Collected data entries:
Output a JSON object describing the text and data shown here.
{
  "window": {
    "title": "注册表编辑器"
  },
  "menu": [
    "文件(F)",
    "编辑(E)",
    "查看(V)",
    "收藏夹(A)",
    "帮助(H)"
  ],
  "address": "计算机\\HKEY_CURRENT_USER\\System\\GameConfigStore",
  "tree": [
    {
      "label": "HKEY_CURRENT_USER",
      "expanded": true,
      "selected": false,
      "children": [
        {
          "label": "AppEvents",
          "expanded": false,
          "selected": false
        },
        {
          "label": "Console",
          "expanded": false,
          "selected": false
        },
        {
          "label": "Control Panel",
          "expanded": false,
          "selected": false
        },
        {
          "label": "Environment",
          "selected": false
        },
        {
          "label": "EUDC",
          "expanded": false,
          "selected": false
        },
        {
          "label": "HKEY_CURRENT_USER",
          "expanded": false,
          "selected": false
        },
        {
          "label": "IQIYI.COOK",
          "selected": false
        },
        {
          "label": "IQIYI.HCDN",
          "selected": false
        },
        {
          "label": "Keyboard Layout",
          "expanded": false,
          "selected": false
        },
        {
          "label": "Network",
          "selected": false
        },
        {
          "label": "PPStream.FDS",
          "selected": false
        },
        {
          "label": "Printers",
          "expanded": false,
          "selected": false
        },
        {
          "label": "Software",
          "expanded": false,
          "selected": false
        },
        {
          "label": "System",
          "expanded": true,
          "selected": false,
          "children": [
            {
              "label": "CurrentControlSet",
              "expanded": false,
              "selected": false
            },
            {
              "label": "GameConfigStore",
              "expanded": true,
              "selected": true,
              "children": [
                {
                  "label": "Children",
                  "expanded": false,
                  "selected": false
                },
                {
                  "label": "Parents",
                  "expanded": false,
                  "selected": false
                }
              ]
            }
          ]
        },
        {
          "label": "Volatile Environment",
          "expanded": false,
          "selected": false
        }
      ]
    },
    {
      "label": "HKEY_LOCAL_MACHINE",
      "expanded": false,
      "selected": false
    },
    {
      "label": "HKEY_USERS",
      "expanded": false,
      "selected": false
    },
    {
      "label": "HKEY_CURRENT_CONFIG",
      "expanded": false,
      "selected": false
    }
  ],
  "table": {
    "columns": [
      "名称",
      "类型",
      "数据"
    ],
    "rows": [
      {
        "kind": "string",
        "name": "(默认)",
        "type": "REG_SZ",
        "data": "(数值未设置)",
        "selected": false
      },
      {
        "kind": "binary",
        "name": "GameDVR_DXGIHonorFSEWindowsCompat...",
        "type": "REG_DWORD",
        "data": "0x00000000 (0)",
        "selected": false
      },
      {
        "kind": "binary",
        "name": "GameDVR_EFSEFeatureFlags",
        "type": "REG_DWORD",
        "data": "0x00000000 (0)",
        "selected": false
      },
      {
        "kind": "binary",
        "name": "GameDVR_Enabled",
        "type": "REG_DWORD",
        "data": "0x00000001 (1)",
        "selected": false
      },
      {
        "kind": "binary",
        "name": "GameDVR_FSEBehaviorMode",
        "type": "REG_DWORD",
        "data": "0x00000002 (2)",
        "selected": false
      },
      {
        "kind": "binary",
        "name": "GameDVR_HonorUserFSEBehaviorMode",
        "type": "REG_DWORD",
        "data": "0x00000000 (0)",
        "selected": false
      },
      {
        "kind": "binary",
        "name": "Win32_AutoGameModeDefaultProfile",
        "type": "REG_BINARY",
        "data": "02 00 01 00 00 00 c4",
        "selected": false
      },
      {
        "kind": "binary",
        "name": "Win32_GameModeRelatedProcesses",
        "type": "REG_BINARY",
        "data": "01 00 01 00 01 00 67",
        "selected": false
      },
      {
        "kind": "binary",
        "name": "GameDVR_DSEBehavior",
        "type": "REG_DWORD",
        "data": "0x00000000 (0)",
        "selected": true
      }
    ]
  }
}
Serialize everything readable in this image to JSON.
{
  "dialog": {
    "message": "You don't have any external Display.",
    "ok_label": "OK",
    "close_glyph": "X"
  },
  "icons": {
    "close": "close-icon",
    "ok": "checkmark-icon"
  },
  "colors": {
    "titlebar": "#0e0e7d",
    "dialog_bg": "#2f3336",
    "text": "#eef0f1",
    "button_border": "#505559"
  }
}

[EXERCISE AIM]
Examine the records and pull out every line where the string "text" occurs.

[TASK OUTPUT]
Output a JSON object describing the text and data shown here.
    "text": "#eef0f1",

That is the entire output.